Information supplied
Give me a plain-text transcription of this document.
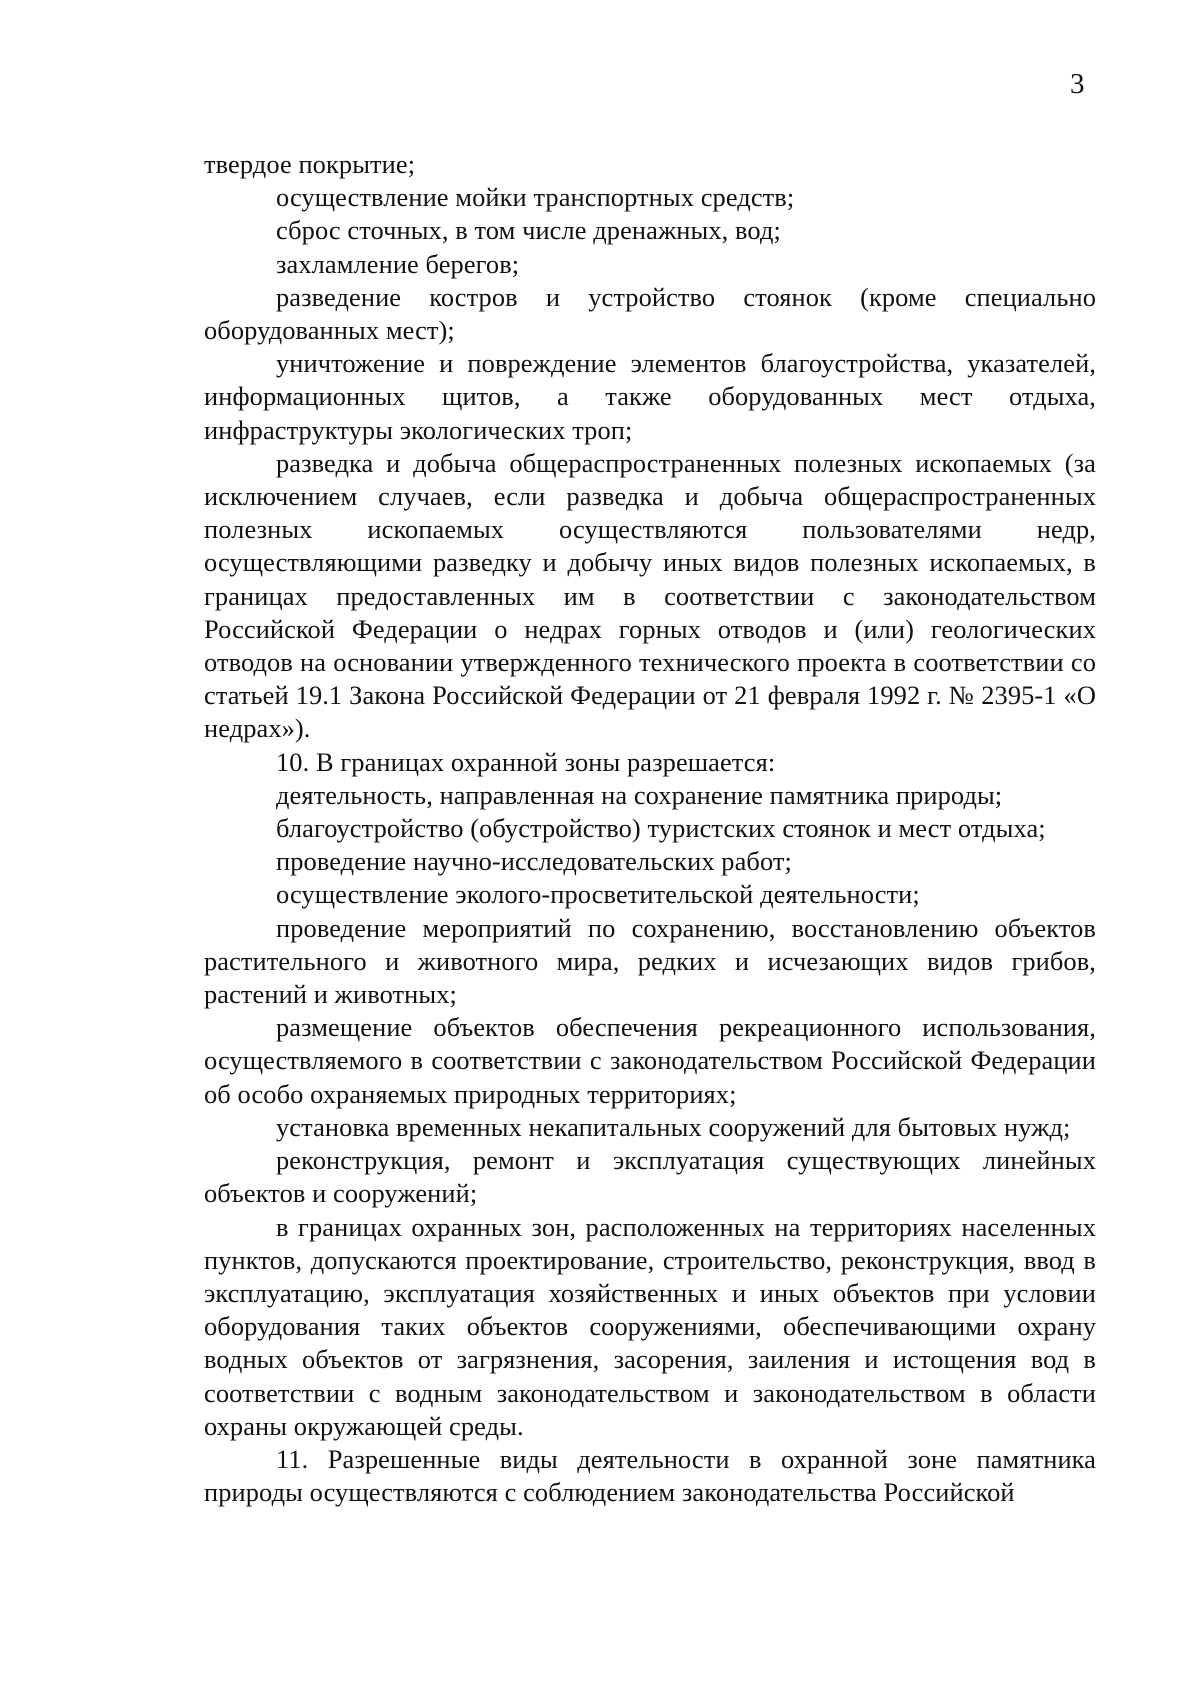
3

твердое покрытие;

осуществление мойки транспортных средств;

сброс сточных, в том числе дренажных, вод;

захламление берегов;

разведение костров и устройство стоянок (кроме специально оборудованных мест);

уничтожение и повреждение элементов благоустройства, указателей, информационных щитов, а также оборудованных мест отдыха, инфраструктуры экологических троп;

разведка и добыча общераспространенных полезных ископаемых (за исключением случаев, если разведка и добыча общераспространенных полезных ископаемых осуществляются пользователями недр, осуществляющими разведку и добычу иных видов полезных ископаемых, в границах предоставленных им в соответствии с законодательством Российской Федерации о недрах горных отводов и (или) геологических отводов на основании утвержденного технического проекта в соответствии со статьей 19.1 Закона Российской Федерации от 21 февраля 1992 г. № 2395-1 «О недрах»).

10. В границах охранной зоны разрешается:

деятельность, направленная на сохранение памятника природы;

благоустройство (обустройство) туристских стоянок и мест отдыха;

проведение научно-исследовательских работ;

осуществление эколого-просветительской деятельности;

проведение мероприятий по сохранению, восстановлению объектов растительного и животного мира, редких и исчезающих видов грибов, растений и животных;

размещение объектов обеспечения рекреационного использования, осуществляемого в соответствии с законодательством Российской Федерации об особо охраняемых природных территориях;

установка временных некапитальных сооружений для бытовых нужд;

реконструкция, ремонт и эксплуатация существующих линейных объектов и сооружений;

в границах охранных зон, расположенных на территориях населенных пунктов, допускаются проектирование, строительство, реконструкция, ввод в эксплуатацию, эксплуатация хозяйственных и иных объектов при условии оборудования таких объектов сооружениями, обеспечивающими охрану водных объектов от загрязнения, засорения, заиления и истощения вод в соответствии с водным законодательством и законодательством в области охраны окружающей среды.

11. Разрешенные виды деятельности в охранной зоне памятника природы осуществляются с соблюдением законодательства Российской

Task statement
Using the data above, print every line exactly, omitting pictures.

The response
Give me a plain-text transcription of this document.
3

твердое покрытие;

осуществление мойки транспортных средств;

сброс сточных, в том числе дренажных, вод;

захламление берегов;

разведение костров и устройство стоянок (кроме специально оборудованных мест);

уничтожение и повреждение элементов благоустройства, указателей, информационных щитов, а также оборудованных мест отдыха, инфраструктуры экологических троп;

разведка и добыча общераспространенных полезных ископаемых (за исключением случаев, если разведка и добыча общераспространенных полезных ископаемых осуществляются пользователями недр, осуществляющими разведку и добычу иных видов полезных ископаемых, в границах предоставленных им в соответствии с законодательством Российской Федерации о недрах горных отводов и (или) геологических отводов на основании утвержденного технического проекта в соответствии со статьей 19.1 Закона Российской Федерации от 21 февраля 1992 г. № 2395-1 «О недрах»).

10. В границах охранной зоны разрешается:

деятельность, направленная на сохранение памятника природы;

благоустройство (обустройство) туристских стоянок и мест отдыха;

проведение научно-исследовательских работ;

осуществление эколого-просветительской деятельности;

проведение мероприятий по сохранению, восстановлению объектов растительного и животного мира, редких и исчезающих видов грибов, растений и животных;

размещение объектов обеспечения рекреационного использования, осуществляемого в соответствии с законодательством Российской Федерации об особо охраняемых природных территориях;

установка временных некапитальных сооружений для бытовых нужд;

реконструкция, ремонт и эксплуатация существующих линейных объектов и сооружений;

в границах охранных зон, расположенных на территориях населенных пунктов, допускаются проектирование, строительство, реконструкция, ввод в эксплуатацию, эксплуатация хозяйственных и иных объектов при условии оборудования таких объектов сооружениями, обеспечивающими охрану водных объектов от загрязнения, засорения, заиления и истощения вод в соответствии с водным законодательством и законодательством в области охраны окружающей среды.

11. Разрешенные виды деятельности в охранной зоне памятника природы осуществляются с соблюдением законодательства Российской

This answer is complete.